Job 10:1 - 4 gives an example of Job's improper spirit:

Job 10:1 - 4
1 “I loathe my own life;
I will give full vent to my complaint;
I will speak in the bitterness of my soul.
2 “I will say to God, ‘Do not condemn me;
Let me know why You contend with me.
3 ‘Is it right for You indeed to oppress,
To reject the labor of Your hands,
And to look favorably on the schemes of the wicked?
4 ‘Have You eyes of flesh?
Or do You see as a man sees?

The tone reflected in the words of Job was irreverent and there was a lack of the spirit of submission to God.

Instead of adopting a “sympathetic” and “understanding” approach, God's approach was to answer Job out of the whirlwind. By doing so, it came through strongly to Job that he had limitations, was a finite being, and that it was improper for him to speak to the majestic, great and wise God in that manner. God needed to put Job in his proper position and to help him realise that it was wrong for him to speak in that manner to God or about God.

It was necessary for Job to humble himself before God first before the issue of answering his perplexing questions could be considered. In the spirit and state that he was in, he would not be so receptive to God nor be able to consider the issues properly.

Rather than not being understanding towards Job, God understood him perfectly and dealt with him effectively according to what was most appropriate in the situation.

In all likelihood, Job did learn rather deeply as a result of the whole experience. He was transformed inwardly as the deficiencies within him were dealt with. The quality of his faith in God and relationship with Him were enhanced. He became better equipped to face future difficulties and testing. Should he encounter other perplexing situations in the future, he would less likely doubt and question God's character and ways because God had helped him come to a point of proper submission and worship in the midst of severe testing even without his perplexities having been addressed.

As we appreciate the way God dealt with Job, we should also learn to appreciate the way God deals with us. Instead of murmuring and complaining or entertaining doubts when situations are problematic and bewildering to us and when the evil one plants doubts in our minds about God's goodness and fairness, let us appreciate and affirm our faith in God's sovereignty and His perfect wisdom. This should be our response even when we are unable to understand what is taking place and why God allows us to go through various trials. He is the perfect Teacher and our loving heavenly Father. He knows how to take care of us and train us.

* _Jobs_
1. Answer these questions from the commentary on Job:
(a) Which verses does it cite as an example of Job's improper spirit?
(b) In what way did God answer Job?
(c) What two descriptions of God does the final paragraph give?
2. Reproduce word for word the stretch of the commentary on Job from "Or do You see" through "the issues properly.".
3. In one to three sentences, explain why the commentary on Job says Job had to humble himself before God before his perplexing questions could be considered.

* _Excerpted data_
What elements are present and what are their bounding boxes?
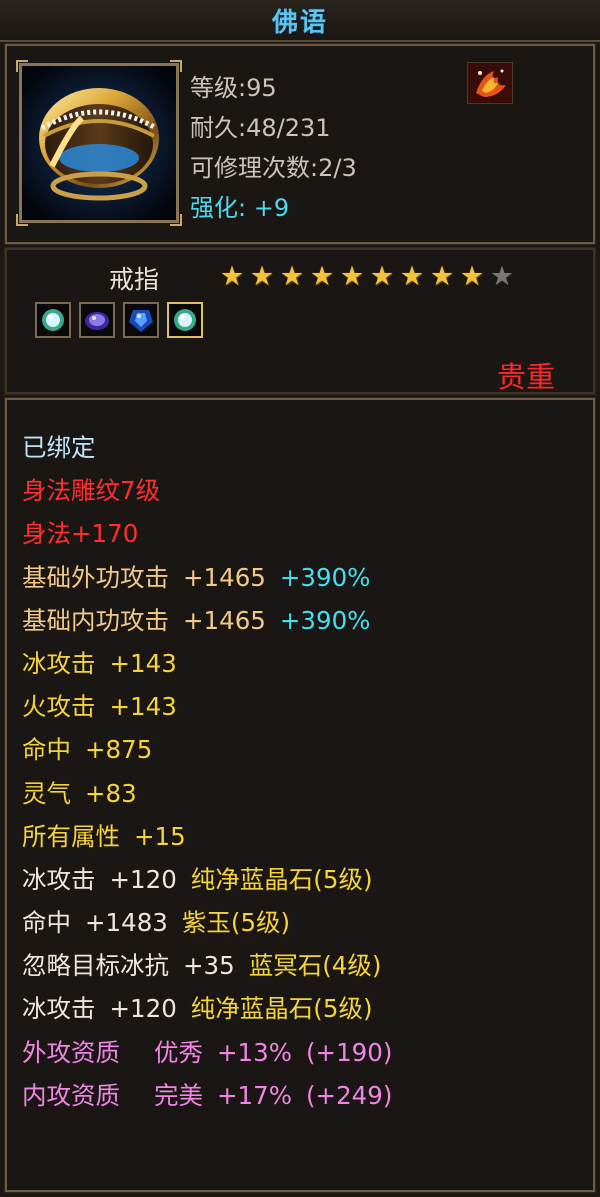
gem-stat-row: 冰攻击 +120 纯净蓝晶石(5级) (22, 858, 592, 901)
gem-name: 蓝冥石 (248, 951, 323, 981)
aptitude-row: 内攻资质 完美 +17% (+249) (22, 1074, 592, 1117)
star-icon: ★ (339, 261, 365, 292)
star-icon: ★ (249, 261, 275, 292)
gem-stat-row: 忽略目标冰抗 +35 蓝冥石(4级) (22, 944, 592, 987)
item-header-panel: 等级:95 耐久:48/231 可修理次数:2/3 强化: +9 (4, 43, 596, 245)
stat-label: 命中 (22, 908, 71, 938)
gem-level: (5级) (230, 908, 291, 938)
item-level: 等级:95 (190, 68, 277, 103)
white-gem-icon[interactable] (35, 302, 71, 338)
item-durability: 耐久:48/231 (190, 108, 331, 143)
stat-label: 火攻击 (22, 692, 96, 722)
item-name: 佛语 (271, 8, 328, 38)
aptitude-grade: 优秀 (154, 1037, 203, 1067)
gem-name: 纯净蓝晶石 (190, 994, 314, 1024)
stat-label: 冰攻击 (22, 648, 96, 678)
aptitude-label: 外攻资质 (22, 1037, 120, 1067)
star-icon: ★ (309, 261, 335, 292)
enhance-label: 强化: (190, 194, 247, 222)
stat-percent: +390% (279, 605, 371, 635)
gem-level: (5级) (313, 994, 373, 1024)
stat-value: +120 (109, 994, 177, 1024)
star-icon: ★ (429, 261, 455, 292)
gem-sockets (35, 302, 203, 338)
stat-value: +1465 (183, 605, 266, 635)
star-icon: ★ (399, 261, 425, 292)
empty-star-icon: ★ (489, 261, 515, 292)
stat-row: 命中 +875 (22, 728, 592, 771)
stat-label: 灵气 (22, 778, 71, 808)
aptitude-value: +13% (217, 1037, 292, 1067)
item-repair-count: 可修理次数:2/3 (190, 148, 357, 183)
aptitude-grade: 完美 (154, 1080, 203, 1110)
aptitude-bonus: (+249) (305, 1080, 393, 1110)
gem-level: (5级) (313, 864, 373, 894)
white-gem-icon[interactable] (167, 302, 203, 338)
engraving-line: 身法雕纹7级 (22, 476, 161, 506)
item-enhance: 强化: +9 (190, 188, 289, 223)
bound-status: 已绑定 (22, 433, 96, 462)
stat-value: +15 (134, 821, 186, 851)
agility-line: 身法+170 (22, 519, 139, 549)
item-icon-frame[interactable] (16, 60, 182, 226)
stat-label: 所有属性 (22, 821, 120, 851)
stat-label: 忽略目标冰抗 (22, 951, 169, 981)
stat-row: 基础外功攻击 +1465 +390% (22, 556, 592, 599)
gem-level: (4级) (322, 951, 382, 981)
item-tooltip: 佛语 等级:95 耐久:48/231 可修理次数:2/3 强化: +9 戒指 ★… (0, 0, 600, 1197)
stat-row: 冰攻击 +143 (22, 642, 592, 685)
star-icon: ★ (219, 261, 245, 292)
gem-stat-row: 冰攻击 +120 纯净蓝晶石(5级) (22, 987, 592, 1030)
stat-label: 基础内功攻击 (22, 605, 169, 635)
gem-stat-row: 命中 +1483 紫玉(5级) (22, 901, 592, 944)
stat-label: 基础外功攻击 (22, 562, 169, 592)
star-icon: ★ (279, 261, 305, 292)
stat-row: 灵气 +83 (22, 772, 592, 815)
stats-panel: 已绑定 身法雕纹7级 身法+170 基础外功攻击 +1465 +390% 基础内功攻… (4, 397, 596, 1193)
stat-percent: +390% (279, 562, 371, 592)
star-rating: ★ ★ ★ ★ ★ ★ ★ ★ ★ ★ (217, 262, 517, 292)
stat-value: +143 (109, 692, 177, 722)
stat-value: +35 (183, 951, 235, 981)
item-type-panel: 戒指 ★ ★ ★ ★ ★ ★ ★ ★ ★ ★ 贵重 (4, 247, 596, 395)
stat-row: 所有属性 +15 (22, 815, 592, 858)
star-icon: ★ (369, 261, 395, 292)
item-level-value: 95 (246, 74, 277, 102)
gem-name: 紫玉 (181, 908, 231, 938)
star-icon: ★ (459, 261, 485, 292)
item-type: 戒指 (109, 265, 160, 294)
stat-label: 冰攻击 (22, 864, 96, 894)
stat-value: +83 (85, 778, 137, 808)
stat-row: 基础内功攻击 +1465 +390% (22, 599, 592, 642)
durability-label: 耐久: (190, 114, 247, 142)
stat-label: 冰攻击 (22, 994, 96, 1024)
aptitude-value: +17% (217, 1080, 292, 1110)
aptitude-label: 内攻资质 (22, 1080, 120, 1110)
stat-value: +875 (85, 735, 153, 765)
rarity-label: 贵重 (496, 360, 555, 394)
phoenix-badge-icon[interactable] (467, 62, 513, 104)
aptitude-row: 外攻资质 优秀 +13% (+190) (22, 1031, 592, 1074)
stat-label: 命中 (22, 735, 71, 765)
stat-value: +1483 (85, 908, 168, 938)
title-bar: 佛语 (0, 0, 600, 42)
stat-value: +1465 (183, 562, 266, 592)
item-level-label: 等级: (190, 74, 247, 102)
stat-row: 火攻击 +143 (22, 685, 592, 728)
durability-value: 48/231 (246, 114, 331, 142)
repair-value: 2/3 (318, 154, 357, 182)
aptitude-bonus: (+190) (305, 1037, 393, 1067)
enhance-value: +9 (253, 194, 290, 222)
gem-name: 纯净蓝晶石 (190, 864, 314, 894)
repair-label: 可修理次数: (190, 154, 319, 182)
blue-gem-icon[interactable] (123, 302, 159, 338)
gold-ring-icon (22, 66, 176, 220)
purple-gem-icon[interactable] (79, 302, 115, 338)
stat-list: 已绑定 身法雕纹7级 身法+170 基础外功攻击 +1465 +390% 基础内功攻… (22, 426, 592, 1117)
stat-value: +120 (109, 864, 177, 894)
stat-value: +143 (109, 648, 177, 678)
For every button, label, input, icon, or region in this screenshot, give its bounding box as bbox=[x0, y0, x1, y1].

* _The answers_
1.
(a) Job 10:1 - 4.
(b) Out of the whirlwind.
(c) The perfect Teacher and our loving heavenly Father.

2.
Or do You see as a man sees?

The tone reflected in the words of Job was irreverent and there was a lack of the spirit of submission to God.

Instead of adopting a “sympathetic” and “understanding” approach, God's approach was to answer Job out of the whirlwind. By doing so, it came through strongly to Job that he had limitations, was a finite being, and that it was improper for him to speak to the majestic, great and wise God in that manner. God needed to put Job in his proper position and to help him realise that it was wrong for him to speak in that manner to God or about God.

It was necessary for Job to humble himself before God first before the issue of answering his perplexing questions could be considered. In the spirit and state that he was in, he would not be so receptive to God nor be able to consider the issues properly.

3. In the spirit and state Job was in, he would not be very receptive to God. He also would not be able to consider the issues properly.